--- BEGIN ---
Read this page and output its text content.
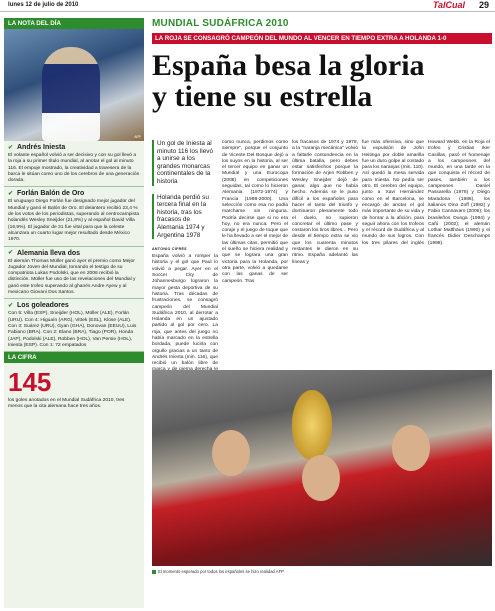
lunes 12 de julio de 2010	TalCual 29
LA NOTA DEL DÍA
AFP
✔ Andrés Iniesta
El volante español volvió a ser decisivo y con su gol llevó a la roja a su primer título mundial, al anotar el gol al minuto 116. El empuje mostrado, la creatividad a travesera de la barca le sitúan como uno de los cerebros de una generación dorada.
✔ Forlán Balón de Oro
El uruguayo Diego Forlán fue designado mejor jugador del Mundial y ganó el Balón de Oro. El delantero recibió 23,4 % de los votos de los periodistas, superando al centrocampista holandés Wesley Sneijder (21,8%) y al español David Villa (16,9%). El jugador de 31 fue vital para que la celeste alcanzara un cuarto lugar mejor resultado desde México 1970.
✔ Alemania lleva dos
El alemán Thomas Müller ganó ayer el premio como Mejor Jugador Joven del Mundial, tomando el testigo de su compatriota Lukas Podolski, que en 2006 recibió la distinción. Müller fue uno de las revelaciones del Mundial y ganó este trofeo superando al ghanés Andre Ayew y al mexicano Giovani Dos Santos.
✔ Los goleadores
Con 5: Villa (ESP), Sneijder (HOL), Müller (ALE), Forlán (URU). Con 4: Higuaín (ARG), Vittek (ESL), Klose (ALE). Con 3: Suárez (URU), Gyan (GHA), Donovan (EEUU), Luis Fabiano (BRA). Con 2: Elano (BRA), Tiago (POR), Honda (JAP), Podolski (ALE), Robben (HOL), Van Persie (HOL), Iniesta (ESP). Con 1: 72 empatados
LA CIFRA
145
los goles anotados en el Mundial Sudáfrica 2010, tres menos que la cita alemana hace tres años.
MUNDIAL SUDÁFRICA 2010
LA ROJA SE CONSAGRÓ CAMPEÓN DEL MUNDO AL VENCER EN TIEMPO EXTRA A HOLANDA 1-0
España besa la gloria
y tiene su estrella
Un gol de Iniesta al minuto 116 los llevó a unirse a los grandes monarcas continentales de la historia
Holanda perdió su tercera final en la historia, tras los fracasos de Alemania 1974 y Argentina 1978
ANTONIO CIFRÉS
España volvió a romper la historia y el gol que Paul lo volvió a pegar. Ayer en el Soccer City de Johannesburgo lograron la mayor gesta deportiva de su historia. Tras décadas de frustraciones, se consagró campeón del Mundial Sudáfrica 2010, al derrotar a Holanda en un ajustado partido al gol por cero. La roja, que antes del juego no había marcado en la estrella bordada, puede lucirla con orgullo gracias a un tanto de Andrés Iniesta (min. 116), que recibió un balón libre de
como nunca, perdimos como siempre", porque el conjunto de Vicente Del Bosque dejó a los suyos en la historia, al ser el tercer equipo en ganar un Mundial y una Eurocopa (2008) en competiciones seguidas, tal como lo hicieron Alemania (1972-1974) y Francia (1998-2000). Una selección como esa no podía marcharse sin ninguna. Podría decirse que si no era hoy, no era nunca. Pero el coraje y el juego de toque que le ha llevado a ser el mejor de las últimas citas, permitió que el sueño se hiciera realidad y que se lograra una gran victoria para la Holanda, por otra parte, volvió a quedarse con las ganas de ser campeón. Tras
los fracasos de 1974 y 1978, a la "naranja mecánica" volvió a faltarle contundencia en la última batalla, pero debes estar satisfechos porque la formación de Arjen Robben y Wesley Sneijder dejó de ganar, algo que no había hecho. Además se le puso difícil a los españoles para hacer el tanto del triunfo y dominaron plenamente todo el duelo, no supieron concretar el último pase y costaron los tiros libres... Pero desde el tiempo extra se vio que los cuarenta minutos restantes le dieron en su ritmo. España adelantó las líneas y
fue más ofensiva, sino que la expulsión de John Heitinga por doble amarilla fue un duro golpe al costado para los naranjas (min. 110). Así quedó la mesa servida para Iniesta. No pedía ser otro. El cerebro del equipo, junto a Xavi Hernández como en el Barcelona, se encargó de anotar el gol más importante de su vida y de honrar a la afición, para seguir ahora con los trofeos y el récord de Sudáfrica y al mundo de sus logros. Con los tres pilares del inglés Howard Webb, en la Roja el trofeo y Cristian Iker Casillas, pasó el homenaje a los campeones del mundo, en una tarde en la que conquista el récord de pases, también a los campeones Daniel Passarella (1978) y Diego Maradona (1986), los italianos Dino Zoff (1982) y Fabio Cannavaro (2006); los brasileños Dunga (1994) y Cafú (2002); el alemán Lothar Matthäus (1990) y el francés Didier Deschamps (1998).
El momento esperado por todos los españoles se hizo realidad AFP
--- END ---
__YOUR TASK__.
Search the data for "estrella". Copy every matching line.

__EXERCISE ANSWER__.
y tiene su estrella
España volvió a romper la historia y el gol que Paul lo volvió a pegar. Ayer en el Soccer City de Johannesburgo lograron la mayor gesta deportiva de su historia. Tras décadas de frustraciones, se consagró campeón del Mundial Sudáfrica 2010, al derrotar a Holanda en un ajustado partido al gol por cero. La roja, que antes del juego no había marcado en la estrella bordada, puede lucirla con orgullo gracias a un tanto de Andrés Iniesta (min. 116), que recibió un balón libre de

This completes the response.